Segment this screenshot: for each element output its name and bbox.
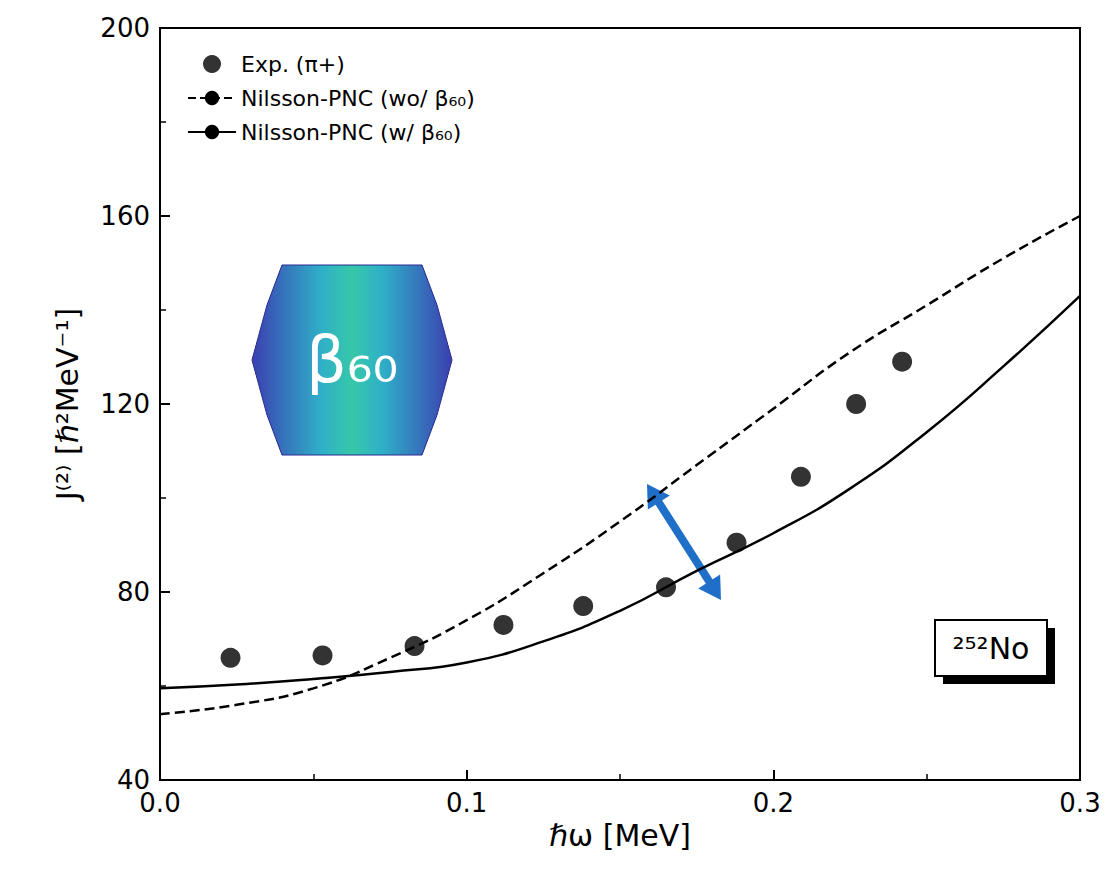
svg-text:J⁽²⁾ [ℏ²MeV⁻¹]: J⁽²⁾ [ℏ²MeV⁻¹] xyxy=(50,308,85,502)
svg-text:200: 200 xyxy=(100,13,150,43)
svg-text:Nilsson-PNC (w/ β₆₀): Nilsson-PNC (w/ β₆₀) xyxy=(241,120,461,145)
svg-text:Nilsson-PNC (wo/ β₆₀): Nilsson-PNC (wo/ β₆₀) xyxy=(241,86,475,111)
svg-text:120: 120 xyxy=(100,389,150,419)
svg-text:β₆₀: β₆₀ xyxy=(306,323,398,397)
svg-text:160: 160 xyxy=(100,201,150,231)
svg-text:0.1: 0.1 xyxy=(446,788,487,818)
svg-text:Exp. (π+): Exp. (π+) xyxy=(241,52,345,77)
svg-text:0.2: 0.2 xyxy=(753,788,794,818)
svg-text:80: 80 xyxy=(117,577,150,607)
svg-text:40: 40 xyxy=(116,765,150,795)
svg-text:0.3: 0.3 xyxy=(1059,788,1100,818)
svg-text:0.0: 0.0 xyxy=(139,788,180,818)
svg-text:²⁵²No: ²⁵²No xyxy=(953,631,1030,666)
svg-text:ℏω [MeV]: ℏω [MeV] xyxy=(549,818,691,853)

#### Work required:
Reproduce the lines of the records verbatim, starting at the line containing "svg-text:J⁽²⁾ [ℏ²MeV⁻¹]: J⁽²⁾" and ending at the last line of the records, both included.

#### Exercise output:
svg-text:J⁽²⁾ [ℏ²MeV⁻¹]: J⁽²⁾ [ℏ²MeV⁻¹] xyxy=(50,308,85,502)
svg-text:200: 200 xyxy=(100,13,150,43)
svg-text:Nilsson-PNC (w/ β₆₀): Nilsson-PNC (w/ β₆₀) xyxy=(241,120,461,145)
svg-text:Nilsson-PNC (wo/ β₆₀): Nilsson-PNC (wo/ β₆₀) xyxy=(241,86,475,111)
svg-text:120: 120 xyxy=(100,389,150,419)
svg-text:β₆₀: β₆₀ xyxy=(306,323,398,397)
svg-text:160: 160 xyxy=(100,201,150,231)
svg-text:0.1: 0.1 xyxy=(446,788,487,818)
svg-text:Exp. (π+): Exp. (π+) xyxy=(241,52,345,77)
svg-text:0.2: 0.2 xyxy=(753,788,794,818)
svg-text:80: 80 xyxy=(117,577,150,607)
svg-text:40: 40 xyxy=(116,765,150,795)
svg-text:0.3: 0.3 xyxy=(1059,788,1100,818)
svg-text:0.0: 0.0 xyxy=(139,788,180,818)
svg-text:²⁵²No: ²⁵²No xyxy=(953,631,1030,666)
svg-text:ℏω [MeV]: ℏω [MeV] xyxy=(549,818,691,853)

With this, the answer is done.